▶ **WHAT YOU SHOULD DO**
Beneath this task is a listing; retype all of it exactly.

═════ DATASET EXTRACT ═════

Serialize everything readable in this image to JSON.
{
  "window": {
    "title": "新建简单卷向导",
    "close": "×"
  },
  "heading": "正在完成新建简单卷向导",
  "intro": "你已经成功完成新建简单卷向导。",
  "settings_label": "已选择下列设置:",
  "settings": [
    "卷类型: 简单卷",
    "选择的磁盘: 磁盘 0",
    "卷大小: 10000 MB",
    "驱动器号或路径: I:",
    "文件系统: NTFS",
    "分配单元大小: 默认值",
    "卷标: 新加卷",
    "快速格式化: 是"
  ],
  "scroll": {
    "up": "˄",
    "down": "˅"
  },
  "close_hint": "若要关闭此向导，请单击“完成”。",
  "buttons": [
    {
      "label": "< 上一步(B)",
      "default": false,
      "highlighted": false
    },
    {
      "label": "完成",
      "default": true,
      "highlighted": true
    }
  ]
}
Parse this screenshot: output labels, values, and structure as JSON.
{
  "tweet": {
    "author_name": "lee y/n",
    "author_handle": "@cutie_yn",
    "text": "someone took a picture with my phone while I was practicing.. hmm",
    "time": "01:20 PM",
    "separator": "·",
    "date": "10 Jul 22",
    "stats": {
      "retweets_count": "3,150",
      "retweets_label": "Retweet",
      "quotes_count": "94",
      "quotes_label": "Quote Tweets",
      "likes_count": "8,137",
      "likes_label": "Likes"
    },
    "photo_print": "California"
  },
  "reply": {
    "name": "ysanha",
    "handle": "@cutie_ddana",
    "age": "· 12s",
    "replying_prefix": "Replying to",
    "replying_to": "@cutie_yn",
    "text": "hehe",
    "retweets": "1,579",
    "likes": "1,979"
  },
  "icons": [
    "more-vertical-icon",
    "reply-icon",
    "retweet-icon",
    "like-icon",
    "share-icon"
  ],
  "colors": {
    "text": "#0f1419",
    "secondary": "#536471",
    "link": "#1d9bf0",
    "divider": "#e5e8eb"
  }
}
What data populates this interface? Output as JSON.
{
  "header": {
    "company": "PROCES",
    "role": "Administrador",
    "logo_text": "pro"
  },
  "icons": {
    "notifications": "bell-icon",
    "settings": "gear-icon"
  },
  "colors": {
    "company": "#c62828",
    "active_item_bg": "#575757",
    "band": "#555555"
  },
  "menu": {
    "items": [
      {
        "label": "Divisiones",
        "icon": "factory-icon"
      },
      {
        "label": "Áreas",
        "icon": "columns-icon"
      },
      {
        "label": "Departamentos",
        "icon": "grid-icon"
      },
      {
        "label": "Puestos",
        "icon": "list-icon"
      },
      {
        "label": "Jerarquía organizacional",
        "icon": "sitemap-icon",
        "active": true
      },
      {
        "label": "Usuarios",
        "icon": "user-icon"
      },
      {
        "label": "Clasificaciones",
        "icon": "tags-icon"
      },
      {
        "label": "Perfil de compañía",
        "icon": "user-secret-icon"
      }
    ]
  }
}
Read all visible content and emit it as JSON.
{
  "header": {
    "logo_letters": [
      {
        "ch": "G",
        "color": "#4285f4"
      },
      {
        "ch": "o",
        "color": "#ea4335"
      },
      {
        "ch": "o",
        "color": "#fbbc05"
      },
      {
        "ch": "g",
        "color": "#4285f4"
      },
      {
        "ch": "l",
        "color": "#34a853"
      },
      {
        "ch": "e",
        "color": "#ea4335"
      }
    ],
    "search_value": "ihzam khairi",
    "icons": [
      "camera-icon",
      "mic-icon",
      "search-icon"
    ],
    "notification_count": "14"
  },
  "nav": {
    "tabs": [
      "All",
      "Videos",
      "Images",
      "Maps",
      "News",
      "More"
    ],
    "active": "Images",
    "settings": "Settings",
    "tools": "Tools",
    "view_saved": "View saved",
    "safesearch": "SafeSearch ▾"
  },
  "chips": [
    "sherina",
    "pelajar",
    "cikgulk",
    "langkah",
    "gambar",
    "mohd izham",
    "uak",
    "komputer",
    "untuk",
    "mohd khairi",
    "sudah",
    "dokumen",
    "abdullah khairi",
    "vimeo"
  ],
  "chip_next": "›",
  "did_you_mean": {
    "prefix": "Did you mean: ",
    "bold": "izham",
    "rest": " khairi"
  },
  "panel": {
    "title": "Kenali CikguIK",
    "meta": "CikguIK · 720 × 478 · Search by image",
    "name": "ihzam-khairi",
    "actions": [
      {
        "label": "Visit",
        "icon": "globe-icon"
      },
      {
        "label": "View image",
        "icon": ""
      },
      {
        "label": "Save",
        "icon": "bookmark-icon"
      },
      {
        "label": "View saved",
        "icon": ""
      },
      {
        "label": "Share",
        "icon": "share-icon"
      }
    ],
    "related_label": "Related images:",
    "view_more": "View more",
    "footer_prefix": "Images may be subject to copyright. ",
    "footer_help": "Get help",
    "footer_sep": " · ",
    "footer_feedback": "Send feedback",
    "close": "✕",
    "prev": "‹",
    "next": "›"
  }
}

═════

▶ **ANSWER FOR THIS EXERCISE**
Serialize everything readable in this image to JSON.
{
  "window": {
    "title": "新建简单卷向导",
    "close": "×"
  },
  "heading": "正在完成新建简单卷向导",
  "intro": "你已经成功完成新建简单卷向导。",
  "settings_label": "已选择下列设置:",
  "settings": [
    "卷类型: 简单卷",
    "选择的磁盘: 磁盘 0",
    "卷大小: 10000 MB",
    "驱动器号或路径: I:",
    "文件系统: NTFS",
    "分配单元大小: 默认值",
    "卷标: 新加卷",
    "快速格式化: 是"
  ],
  "scroll": {
    "up": "˄",
    "down": "˅"
  },
  "close_hint": "若要关闭此向导，请单击“完成”。",
  "buttons": [
    {
      "label": "< 上一步(B)",
      "default": false,
      "highlighted": false
    },
    {
      "label": "完成",
      "default": true,
      "highlighted": true
    }
  ]
}
Parse this screenshot: output labels, values, and structure as JSON.
{
  "tweet": {
    "author_name": "lee y/n",
    "author_handle": "@cutie_yn",
    "text": "someone took a picture with my phone while I was practicing.. hmm",
    "time": "01:20 PM",
    "separator": "·",
    "date": "10 Jul 22",
    "stats": {
      "retweets_count": "3,150",
      "retweets_label": "Retweet",
      "quotes_count": "94",
      "quotes_label": "Quote Tweets",
      "likes_count": "8,137",
      "likes_label": "Likes"
    },
    "photo_print": "California"
  },
  "reply": {
    "name": "ysanha",
    "handle": "@cutie_ddana",
    "age": "· 12s",
    "replying_prefix": "Replying to",
    "replying_to": "@cutie_yn",
    "text": "hehe",
    "retweets": "1,579",
    "likes": "1,979"
  },
  "icons": [
    "more-vertical-icon",
    "reply-icon",
    "retweet-icon",
    "like-icon",
    "share-icon"
  ],
  "colors": {
    "text": "#0f1419",
    "secondary": "#536471",
    "link": "#1d9bf0",
    "divider": "#e5e8eb"
  }
}
What data populates this interface? Output as JSON.
{
  "header": {
    "company": "PROCES",
    "role": "Administrador",
    "logo_text": "pro"
  },
  "icons": {
    "notifications": "bell-icon",
    "settings": "gear-icon"
  },
  "colors": {
    "company": "#c62828",
    "active_item_bg": "#575757",
    "band": "#555555"
  },
  "menu": {
    "items": [
      {
        "label": "Divisiones",
        "icon": "factory-icon"
      },
      {
        "label": "Áreas",
        "icon": "columns-icon"
      },
      {
        "label": "Departamentos",
        "icon": "grid-icon"
      },
      {
        "label": "Puestos",
        "icon": "list-icon"
      },
      {
        "label": "Jerarquía organizacional",
        "icon": "sitemap-icon",
        "active": true
      },
      {
        "label": "Usuarios",
        "icon": "user-icon"
      },
      {
        "label": "Clasificaciones",
        "icon": "tags-icon"
      },
      {
        "label": "Perfil de compañía",
        "icon": "user-secret-icon"
      }
    ]
  }
}
Read all visible content and emit it as JSON.
{
  "header": {
    "logo_letters": [
      {
        "ch": "G",
        "color": "#4285f4"
      },
      {
        "ch": "o",
        "color": "#ea4335"
      },
      {
        "ch": "o",
        "color": "#fbbc05"
      },
      {
        "ch": "g",
        "color": "#4285f4"
      },
      {
        "ch": "l",
        "color": "#34a853"
      },
      {
        "ch": "e",
        "color": "#ea4335"
      }
    ],
    "search_value": "ihzam khairi",
    "icons": [
      "camera-icon",
      "mic-icon",
      "search-icon"
    ],
    "notification_count": "14"
  },
  "nav": {
    "tabs": [
      "All",
      "Videos",
      "Images",
      "Maps",
      "News",
      "More"
    ],
    "active": "Images",
    "settings": "Settings",
    "tools": "Tools",
    "view_saved": "View saved",
    "safesearch": "SafeSearch ▾"
  },
  "chips": [
    "sherina",
    "pelajar",
    "cikgulk",
    "langkah",
    "gambar",
    "mohd izham",
    "uak",
    "komputer",
    "untuk",
    "mohd khairi",
    "sudah",
    "dokumen",
    "abdullah khairi",
    "vimeo"
  ],
  "chip_next": "›",
  "did_you_mean": {
    "prefix": "Did you mean: ",
    "bold": "izham",
    "rest": " khairi"
  },
  "panel": {
    "title": "Kenali CikguIK",
    "meta": "CikguIK · 720 × 478 · Search by image",
    "name": "ihzam-khairi",
    "actions": [
      {
        "label": "Visit",
        "icon": "globe-icon"
      },
      {
        "label": "View image",
        "icon": ""
      },
      {
        "label": "Save",
        "icon": "bookmark-icon"
      },
      {
        "label": "View saved",
        "icon": ""
      },
      {
        "label": "Share",
        "icon": "share-icon"
      }
    ],
    "related_label": "Related images:",
    "view_more": "View more",
    "footer_prefix": "Images may be subject to copyright. ",
    "footer_help": "Get help",
    "footer_sep": " · ",
    "footer_feedback": "Send feedback",
    "close": "✕",
    "prev": "‹",
    "next": "›"
  }
}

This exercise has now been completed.